▸ Provided entries:
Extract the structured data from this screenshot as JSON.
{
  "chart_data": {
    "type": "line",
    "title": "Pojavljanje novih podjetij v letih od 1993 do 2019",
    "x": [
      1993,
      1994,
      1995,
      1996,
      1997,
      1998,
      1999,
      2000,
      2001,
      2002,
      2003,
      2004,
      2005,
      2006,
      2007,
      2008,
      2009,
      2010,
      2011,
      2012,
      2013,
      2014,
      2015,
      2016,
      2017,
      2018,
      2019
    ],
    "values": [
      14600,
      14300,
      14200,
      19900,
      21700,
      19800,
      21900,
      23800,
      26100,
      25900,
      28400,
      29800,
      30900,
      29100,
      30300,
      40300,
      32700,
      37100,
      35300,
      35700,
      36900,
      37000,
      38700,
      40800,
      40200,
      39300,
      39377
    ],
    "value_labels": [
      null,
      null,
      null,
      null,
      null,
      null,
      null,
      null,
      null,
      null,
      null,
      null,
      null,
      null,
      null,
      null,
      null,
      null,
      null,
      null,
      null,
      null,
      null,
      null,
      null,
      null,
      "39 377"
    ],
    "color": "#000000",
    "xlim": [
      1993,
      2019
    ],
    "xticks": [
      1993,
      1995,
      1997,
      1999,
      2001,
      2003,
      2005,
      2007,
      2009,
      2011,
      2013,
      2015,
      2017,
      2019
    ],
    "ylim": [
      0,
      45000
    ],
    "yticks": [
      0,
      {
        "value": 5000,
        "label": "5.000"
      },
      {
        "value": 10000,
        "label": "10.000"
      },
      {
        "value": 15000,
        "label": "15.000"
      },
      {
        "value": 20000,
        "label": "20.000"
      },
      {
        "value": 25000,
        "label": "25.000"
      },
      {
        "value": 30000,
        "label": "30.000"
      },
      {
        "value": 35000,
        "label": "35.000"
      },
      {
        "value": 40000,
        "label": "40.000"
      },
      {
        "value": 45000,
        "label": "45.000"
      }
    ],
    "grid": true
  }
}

▸ Exercise description: Repeat all the records. Match each line exactly.

▸ Exercise response:
Extract the structured data from this screenshot as JSON.
{
  "chart_data": {
    "type": "line",
    "title": "Pojavljanje novih podjetij v letih od 1993 do 2019",
    "x": [
      1993,
      1994,
      1995,
      1996,
      1997,
      1998,
      1999,
      2000,
      2001,
      2002,
      2003,
      2004,
      2005,
      2006,
      2007,
      2008,
      2009,
      2010,
      2011,
      2012,
      2013,
      2014,
      2015,
      2016,
      2017,
      2018,
      2019
    ],
    "values": [
      14600,
      14300,
      14200,
      19900,
      21700,
      19800,
      21900,
      23800,
      26100,
      25900,
      28400,
      29800,
      30900,
      29100,
      30300,
      40300,
      32700,
      37100,
      35300,
      35700,
      36900,
      37000,
      38700,
      40800,
      40200,
      39300,
      39377
    ],
    "value_labels": [
      null,
      null,
      null,
      null,
      null,
      null,
      null,
      null,
      null,
      null,
      null,
      null,
      null,
      null,
      null,
      null,
      null,
      null,
      null,
      null,
      null,
      null,
      null,
      null,
      null,
      null,
      "39 377"
    ],
    "color": "#000000",
    "xlim": [
      1993,
      2019
    ],
    "xticks": [
      1993,
      1995,
      1997,
      1999,
      2001,
      2003,
      2005,
      2007,
      2009,
      2011,
      2013,
      2015,
      2017,
      2019
    ],
    "ylim": [
      0,
      45000
    ],
    "yticks": [
      0,
      {
        "value": 5000,
        "label": "5.000"
      },
      {
        "value": 10000,
        "label": "10.000"
      },
      {
        "value": 15000,
        "label": "15.000"
      },
      {
        "value": 20000,
        "label": "20.000"
      },
      {
        "value": 25000,
        "label": "25.000"
      },
      {
        "value": 30000,
        "label": "30.000"
      },
      {
        "value": 35000,
        "label": "35.000"
      },
      {
        "value": 40000,
        "label": "40.000"
      },
      {
        "value": 45000,
        "label": "45.000"
      }
    ],
    "grid": true
  }
}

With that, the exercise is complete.